═══ DATASET RECORDS

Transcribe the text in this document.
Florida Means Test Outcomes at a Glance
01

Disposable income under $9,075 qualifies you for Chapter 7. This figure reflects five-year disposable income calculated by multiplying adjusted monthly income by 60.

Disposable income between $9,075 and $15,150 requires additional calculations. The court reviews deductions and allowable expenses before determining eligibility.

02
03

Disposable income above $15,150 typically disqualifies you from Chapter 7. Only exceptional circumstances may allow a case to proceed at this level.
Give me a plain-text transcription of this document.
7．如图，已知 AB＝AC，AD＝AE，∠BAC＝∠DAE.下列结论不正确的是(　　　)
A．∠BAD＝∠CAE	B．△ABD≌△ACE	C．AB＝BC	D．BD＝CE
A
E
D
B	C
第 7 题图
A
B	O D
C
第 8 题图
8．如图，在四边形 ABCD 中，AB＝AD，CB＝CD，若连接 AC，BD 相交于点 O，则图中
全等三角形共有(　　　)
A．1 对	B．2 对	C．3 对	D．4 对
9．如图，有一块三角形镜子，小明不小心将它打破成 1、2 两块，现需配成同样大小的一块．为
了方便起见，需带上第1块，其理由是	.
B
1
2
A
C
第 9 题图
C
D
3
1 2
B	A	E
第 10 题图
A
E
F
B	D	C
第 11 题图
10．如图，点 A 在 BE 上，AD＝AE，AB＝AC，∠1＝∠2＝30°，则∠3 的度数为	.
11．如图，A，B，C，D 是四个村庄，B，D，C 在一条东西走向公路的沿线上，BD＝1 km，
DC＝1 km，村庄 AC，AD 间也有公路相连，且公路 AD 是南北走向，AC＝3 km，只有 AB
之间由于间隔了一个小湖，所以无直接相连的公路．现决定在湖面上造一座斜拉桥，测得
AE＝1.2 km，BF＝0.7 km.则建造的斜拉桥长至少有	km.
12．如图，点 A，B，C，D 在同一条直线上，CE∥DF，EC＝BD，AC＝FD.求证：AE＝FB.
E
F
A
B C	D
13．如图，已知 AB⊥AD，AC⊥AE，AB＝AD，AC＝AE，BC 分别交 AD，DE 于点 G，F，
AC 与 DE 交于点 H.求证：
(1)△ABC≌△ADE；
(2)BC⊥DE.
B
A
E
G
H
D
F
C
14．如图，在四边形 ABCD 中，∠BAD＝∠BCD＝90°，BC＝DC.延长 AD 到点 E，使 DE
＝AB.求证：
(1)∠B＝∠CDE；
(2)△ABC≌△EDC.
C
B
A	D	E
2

══════

### TASK TO CARRY OUT
Reproduce the material precisely, including every line.

### RESULT FOR THIS EXERCISE
Transcribe the text in this document.
Florida Means Test Outcomes at a Glance
01

Disposable income under $9,075 qualifies you for Chapter 7. This figure reflects five-year disposable income calculated by multiplying adjusted monthly income by 60.

Disposable income between $9,075 and $15,150 requires additional calculations. The court reviews deductions and allowable expenses before determining eligibility.

02
03

Disposable income above $15,150 typically disqualifies you from Chapter 7. Only exceptional circumstances may allow a case to proceed at this level.
Give me a plain-text transcription of this document.
7．如图，已知 AB＝AC，AD＝AE，∠BAC＝∠DAE.下列结论不正确的是(　　　)
A．∠BAD＝∠CAE	B．△ABD≌△ACE	C．AB＝BC	D．BD＝CE
A
E
D
B	C
第 7 题图
A
B	O D
C
第 8 题图
8．如图，在四边形 ABCD 中，AB＝AD，CB＝CD，若连接 AC，BD 相交于点 O，则图中
全等三角形共有(　　　)
A．1 对	B．2 对	C．3 对	D．4 对
9．如图，有一块三角形镜子，小明不小心将它打破成 1、2 两块，现需配成同样大小的一块．为
了方便起见，需带上第1块，其理由是	.
B
1
2
A
C
第 9 题图
C
D
3
1 2
B	A	E
第 10 题图
A
E
F
B	D	C
第 11 题图
10．如图，点 A 在 BE 上，AD＝AE，AB＝AC，∠1＝∠2＝30°，则∠3 的度数为	.
11．如图，A，B，C，D 是四个村庄，B，D，C 在一条东西走向公路的沿线上，BD＝1 km，
DC＝1 km，村庄 AC，AD 间也有公路相连，且公路 AD 是南北走向，AC＝3 km，只有 AB
之间由于间隔了一个小湖，所以无直接相连的公路．现决定在湖面上造一座斜拉桥，测得
AE＝1.2 km，BF＝0.7 km.则建造的斜拉桥长至少有	km.
12．如图，点 A，B，C，D 在同一条直线上，CE∥DF，EC＝BD，AC＝FD.求证：AE＝FB.
E
F
A
B C	D
13．如图，已知 AB⊥AD，AC⊥AE，AB＝AD，AC＝AE，BC 分别交 AD，DE 于点 G，F，
AC 与 DE 交于点 H.求证：
(1)△ABC≌△ADE；
(2)BC⊥DE.
B
A
E
G
H
D
F
C
14．如图，在四边形 ABCD 中，∠BAD＝∠BCD＝90°，BC＝DC.延长 AD 到点 E，使 DE
＝AB.求证：
(1)∠B＝∠CDE；
(2)△ABC≌△EDC.
C
B
A	D	E
2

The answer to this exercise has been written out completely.